Write out the records below word for word, please.
┄┄┄┄┄┄
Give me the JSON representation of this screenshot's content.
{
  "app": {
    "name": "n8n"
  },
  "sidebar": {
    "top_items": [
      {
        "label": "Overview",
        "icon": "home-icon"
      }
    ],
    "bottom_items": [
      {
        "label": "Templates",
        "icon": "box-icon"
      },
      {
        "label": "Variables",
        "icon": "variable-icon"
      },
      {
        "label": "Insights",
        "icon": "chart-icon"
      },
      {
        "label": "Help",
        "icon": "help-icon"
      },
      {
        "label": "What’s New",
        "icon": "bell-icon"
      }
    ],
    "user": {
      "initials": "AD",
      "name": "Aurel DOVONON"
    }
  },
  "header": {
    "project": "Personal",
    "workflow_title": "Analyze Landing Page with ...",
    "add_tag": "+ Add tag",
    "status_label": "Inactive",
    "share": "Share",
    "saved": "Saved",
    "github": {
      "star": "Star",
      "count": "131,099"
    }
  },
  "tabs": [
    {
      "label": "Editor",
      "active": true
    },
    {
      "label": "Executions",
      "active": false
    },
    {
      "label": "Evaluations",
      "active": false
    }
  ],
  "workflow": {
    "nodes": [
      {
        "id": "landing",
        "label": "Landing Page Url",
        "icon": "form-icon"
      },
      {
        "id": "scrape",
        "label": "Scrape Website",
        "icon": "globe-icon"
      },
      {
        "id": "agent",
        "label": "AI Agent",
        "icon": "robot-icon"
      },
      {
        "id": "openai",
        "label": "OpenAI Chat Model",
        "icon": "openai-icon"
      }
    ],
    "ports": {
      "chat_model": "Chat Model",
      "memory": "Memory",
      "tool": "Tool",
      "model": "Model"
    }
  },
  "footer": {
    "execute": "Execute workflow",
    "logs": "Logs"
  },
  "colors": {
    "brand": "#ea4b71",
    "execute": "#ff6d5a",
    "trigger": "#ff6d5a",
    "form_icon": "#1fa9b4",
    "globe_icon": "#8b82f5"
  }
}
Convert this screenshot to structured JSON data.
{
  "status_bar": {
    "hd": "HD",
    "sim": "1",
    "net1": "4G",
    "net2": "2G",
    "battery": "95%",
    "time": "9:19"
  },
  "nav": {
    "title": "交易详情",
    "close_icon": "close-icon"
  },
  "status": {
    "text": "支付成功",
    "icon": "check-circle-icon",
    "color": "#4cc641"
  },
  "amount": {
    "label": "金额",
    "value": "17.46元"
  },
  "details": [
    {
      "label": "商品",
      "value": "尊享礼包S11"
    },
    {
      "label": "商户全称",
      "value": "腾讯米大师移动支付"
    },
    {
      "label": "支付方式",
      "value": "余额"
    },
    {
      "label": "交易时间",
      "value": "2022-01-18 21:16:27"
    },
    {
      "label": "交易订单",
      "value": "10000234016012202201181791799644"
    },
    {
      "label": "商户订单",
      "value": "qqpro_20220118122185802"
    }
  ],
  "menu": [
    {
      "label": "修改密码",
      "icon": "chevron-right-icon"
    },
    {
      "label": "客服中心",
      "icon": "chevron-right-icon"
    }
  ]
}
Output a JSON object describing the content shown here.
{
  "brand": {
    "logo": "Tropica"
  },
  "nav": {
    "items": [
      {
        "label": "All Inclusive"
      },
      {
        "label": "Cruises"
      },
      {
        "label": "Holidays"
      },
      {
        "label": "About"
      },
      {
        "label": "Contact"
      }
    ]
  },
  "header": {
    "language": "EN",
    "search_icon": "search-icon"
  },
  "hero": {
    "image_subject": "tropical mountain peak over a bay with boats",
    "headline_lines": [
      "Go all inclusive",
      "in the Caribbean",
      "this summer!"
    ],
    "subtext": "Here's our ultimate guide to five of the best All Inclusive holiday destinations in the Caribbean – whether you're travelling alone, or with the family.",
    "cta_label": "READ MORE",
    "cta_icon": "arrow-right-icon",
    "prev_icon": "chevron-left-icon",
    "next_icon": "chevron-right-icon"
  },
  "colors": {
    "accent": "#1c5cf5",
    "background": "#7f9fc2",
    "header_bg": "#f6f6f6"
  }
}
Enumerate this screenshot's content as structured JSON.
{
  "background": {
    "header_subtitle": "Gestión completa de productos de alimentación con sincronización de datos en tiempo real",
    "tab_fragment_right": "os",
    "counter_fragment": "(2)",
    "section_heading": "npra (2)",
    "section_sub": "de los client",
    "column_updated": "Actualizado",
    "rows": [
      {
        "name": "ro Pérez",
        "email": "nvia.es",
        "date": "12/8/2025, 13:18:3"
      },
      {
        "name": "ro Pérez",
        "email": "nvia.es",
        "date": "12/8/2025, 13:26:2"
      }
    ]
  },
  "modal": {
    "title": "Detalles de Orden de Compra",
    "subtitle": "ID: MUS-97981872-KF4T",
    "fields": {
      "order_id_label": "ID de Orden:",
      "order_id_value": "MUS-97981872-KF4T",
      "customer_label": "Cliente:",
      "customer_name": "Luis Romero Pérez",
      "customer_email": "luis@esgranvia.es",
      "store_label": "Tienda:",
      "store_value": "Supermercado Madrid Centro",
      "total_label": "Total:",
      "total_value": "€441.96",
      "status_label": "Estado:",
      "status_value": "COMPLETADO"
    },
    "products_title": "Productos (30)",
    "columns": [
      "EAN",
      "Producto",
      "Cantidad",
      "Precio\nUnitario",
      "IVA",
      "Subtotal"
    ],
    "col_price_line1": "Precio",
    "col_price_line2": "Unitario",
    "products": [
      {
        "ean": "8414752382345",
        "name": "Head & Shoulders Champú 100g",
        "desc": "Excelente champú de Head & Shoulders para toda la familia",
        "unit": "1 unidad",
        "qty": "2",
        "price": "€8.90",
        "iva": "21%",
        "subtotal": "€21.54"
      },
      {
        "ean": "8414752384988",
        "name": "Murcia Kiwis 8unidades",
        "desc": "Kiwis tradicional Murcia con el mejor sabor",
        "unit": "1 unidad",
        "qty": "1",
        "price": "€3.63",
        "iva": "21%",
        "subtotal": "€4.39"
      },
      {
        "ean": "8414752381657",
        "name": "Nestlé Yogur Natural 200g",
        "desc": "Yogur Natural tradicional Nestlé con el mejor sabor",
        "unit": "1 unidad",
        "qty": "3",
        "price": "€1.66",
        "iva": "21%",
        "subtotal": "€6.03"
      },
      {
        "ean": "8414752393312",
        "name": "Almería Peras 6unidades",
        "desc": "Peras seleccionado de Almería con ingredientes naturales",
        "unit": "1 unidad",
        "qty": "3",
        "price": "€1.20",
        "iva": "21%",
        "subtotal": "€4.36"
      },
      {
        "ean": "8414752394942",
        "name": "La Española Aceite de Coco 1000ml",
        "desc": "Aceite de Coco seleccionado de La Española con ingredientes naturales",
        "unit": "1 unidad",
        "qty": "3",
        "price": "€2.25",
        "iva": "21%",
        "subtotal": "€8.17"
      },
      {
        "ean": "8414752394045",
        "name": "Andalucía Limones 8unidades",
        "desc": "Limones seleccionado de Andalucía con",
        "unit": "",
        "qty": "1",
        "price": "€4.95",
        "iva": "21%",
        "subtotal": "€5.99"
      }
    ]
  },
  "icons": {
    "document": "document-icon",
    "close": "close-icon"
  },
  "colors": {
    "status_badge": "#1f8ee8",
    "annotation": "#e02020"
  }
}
┄┄┄┄┄┄
### [Complete response]
Give me the JSON representation of this screenshot's content.
{
  "app": {
    "name": "n8n"
  },
  "sidebar": {
    "top_items": [
      {
        "label": "Overview",
        "icon": "home-icon"
      }
    ],
    "bottom_items": [
      {
        "label": "Templates",
        "icon": "box-icon"
      },
      {
        "label": "Variables",
        "icon": "variable-icon"
      },
      {
        "label": "Insights",
        "icon": "chart-icon"
      },
      {
        "label": "Help",
        "icon": "help-icon"
      },
      {
        "label": "What’s New",
        "icon": "bell-icon"
      }
    ],
    "user": {
      "initials": "AD",
      "name": "Aurel DOVONON"
    }
  },
  "header": {
    "project": "Personal",
    "workflow_title": "Analyze Landing Page with ...",
    "add_tag": "+ Add tag",
    "status_label": "Inactive",
    "share": "Share",
    "saved": "Saved",
    "github": {
      "star": "Star",
      "count": "131,099"
    }
  },
  "tabs": [
    {
      "label": "Editor",
      "active": true
    },
    {
      "label": "Executions",
      "active": false
    },
    {
      "label": "Evaluations",
      "active": false
    }
  ],
  "workflow": {
    "nodes": [
      {
        "id": "landing",
        "label": "Landing Page Url",
        "icon": "form-icon"
      },
      {
        "id": "scrape",
        "label": "Scrape Website",
        "icon": "globe-icon"
      },
      {
        "id": "agent",
        "label": "AI Agent",
        "icon": "robot-icon"
      },
      {
        "id": "openai",
        "label": "OpenAI Chat Model",
        "icon": "openai-icon"
      }
    ],
    "ports": {
      "chat_model": "Chat Model",
      "memory": "Memory",
      "tool": "Tool",
      "model": "Model"
    }
  },
  "footer": {
    "execute": "Execute workflow",
    "logs": "Logs"
  },
  "colors": {
    "brand": "#ea4b71",
    "execute": "#ff6d5a",
    "trigger": "#ff6d5a",
    "form_icon": "#1fa9b4",
    "globe_icon": "#8b82f5"
  }
}
Convert this screenshot to structured JSON data.
{
  "status_bar": {
    "hd": "HD",
    "sim": "1",
    "net1": "4G",
    "net2": "2G",
    "battery": "95%",
    "time": "9:19"
  },
  "nav": {
    "title": "交易详情",
    "close_icon": "close-icon"
  },
  "status": {
    "text": "支付成功",
    "icon": "check-circle-icon",
    "color": "#4cc641"
  },
  "amount": {
    "label": "金额",
    "value": "17.46元"
  },
  "details": [
    {
      "label": "商品",
      "value": "尊享礼包S11"
    },
    {
      "label": "商户全称",
      "value": "腾讯米大师移动支付"
    },
    {
      "label": "支付方式",
      "value": "余额"
    },
    {
      "label": "交易时间",
      "value": "2022-01-18 21:16:27"
    },
    {
      "label": "交易订单",
      "value": "10000234016012202201181791799644"
    },
    {
      "label": "商户订单",
      "value": "qqpro_20220118122185802"
    }
  ],
  "menu": [
    {
      "label": "修改密码",
      "icon": "chevron-right-icon"
    },
    {
      "label": "客服中心",
      "icon": "chevron-right-icon"
    }
  ]
}
Output a JSON object describing the content shown here.
{
  "brand": {
    "logo": "Tropica"
  },
  "nav": {
    "items": [
      {
        "label": "All Inclusive"
      },
      {
        "label": "Cruises"
      },
      {
        "label": "Holidays"
      },
      {
        "label": "About"
      },
      {
        "label": "Contact"
      }
    ]
  },
  "header": {
    "language": "EN",
    "search_icon": "search-icon"
  },
  "hero": {
    "image_subject": "tropical mountain peak over a bay with boats",
    "headline_lines": [
      "Go all inclusive",
      "in the Caribbean",
      "this summer!"
    ],
    "subtext": "Here's our ultimate guide to five of the best All Inclusive holiday destinations in the Caribbean – whether you're travelling alone, or with the family.",
    "cta_label": "READ MORE",
    "cta_icon": "arrow-right-icon",
    "prev_icon": "chevron-left-icon",
    "next_icon": "chevron-right-icon"
  },
  "colors": {
    "accent": "#1c5cf5",
    "background": "#7f9fc2",
    "header_bg": "#f6f6f6"
  }
}
Enumerate this screenshot's content as structured JSON.
{
  "background": {
    "header_subtitle": "Gestión completa de productos de alimentación con sincronización de datos en tiempo real",
    "tab_fragment_right": "os",
    "counter_fragment": "(2)",
    "section_heading": "npra (2)",
    "section_sub": "de los client",
    "column_updated": "Actualizado",
    "rows": [
      {
        "name": "ro Pérez",
        "email": "nvia.es",
        "date": "12/8/2025, 13:18:3"
      },
      {
        "name": "ro Pérez",
        "email": "nvia.es",
        "date": "12/8/2025, 13:26:2"
      }
    ]
  },
  "modal": {
    "title": "Detalles de Orden de Compra",
    "subtitle": "ID: MUS-97981872-KF4T",
    "fields": {
      "order_id_label": "ID de Orden:",
      "order_id_value": "MUS-97981872-KF4T",
      "customer_label": "Cliente:",
      "customer_name": "Luis Romero Pérez",
      "customer_email": "luis@esgranvia.es",
      "store_label": "Tienda:",
      "store_value": "Supermercado Madrid Centro",
      "total_label": "Total:",
      "total_value": "€441.96",
      "status_label": "Estado:",
      "status_value": "COMPLETADO"
    },
    "products_title": "Productos (30)",
    "columns": [
      "EAN",
      "Producto",
      "Cantidad",
      "Precio\nUnitario",
      "IVA",
      "Subtotal"
    ],
    "col_price_line1": "Precio",
    "col_price_line2": "Unitario",
    "products": [
      {
        "ean": "8414752382345",
        "name": "Head & Shoulders Champú 100g",
        "desc": "Excelente champú de Head & Shoulders para toda la familia",
        "unit": "1 unidad",
        "qty": "2",
        "price": "€8.90",
        "iva": "21%",
        "subtotal": "€21.54"
      },
      {
        "ean": "8414752384988",
        "name": "Murcia Kiwis 8unidades",
        "desc": "Kiwis tradicional Murcia con el mejor sabor",
        "unit": "1 unidad",
        "qty": "1",
        "price": "€3.63",
        "iva": "21%",
        "subtotal": "€4.39"
      },
      {
        "ean": "8414752381657",
        "name": "Nestlé Yogur Natural 200g",
        "desc": "Yogur Natural tradicional Nestlé con el mejor sabor",
        "unit": "1 unidad",
        "qty": "3",
        "price": "€1.66",
        "iva": "21%",
        "subtotal": "€6.03"
      },
      {
        "ean": "8414752393312",
        "name": "Almería Peras 6unidades",
        "desc": "Peras seleccionado de Almería con ingredientes naturales",
        "unit": "1 unidad",
        "qty": "3",
        "price": "€1.20",
        "iva": "21%",
        "subtotal": "€4.36"
      },
      {
        "ean": "8414752394942",
        "name": "La Española Aceite de Coco 1000ml",
        "desc": "Aceite de Coco seleccionado de La Española con ingredientes naturales",
        "unit": "1 unidad",
        "qty": "3",
        "price": "€2.25",
        "iva": "21%",
        "subtotal": "€8.17"
      },
      {
        "ean": "8414752394045",
        "name": "Andalucía Limones 8unidades",
        "desc": "Limones seleccionado de Andalucía con",
        "unit": "",
        "qty": "1",
        "price": "€4.95",
        "iva": "21%",
        "subtotal": "€5.99"
      }
    ]
  },
  "icons": {
    "document": "document-icon",
    "close": "close-icon"
  },
  "colors": {
    "status_badge": "#1f8ee8",
    "annotation": "#e02020"
  }
}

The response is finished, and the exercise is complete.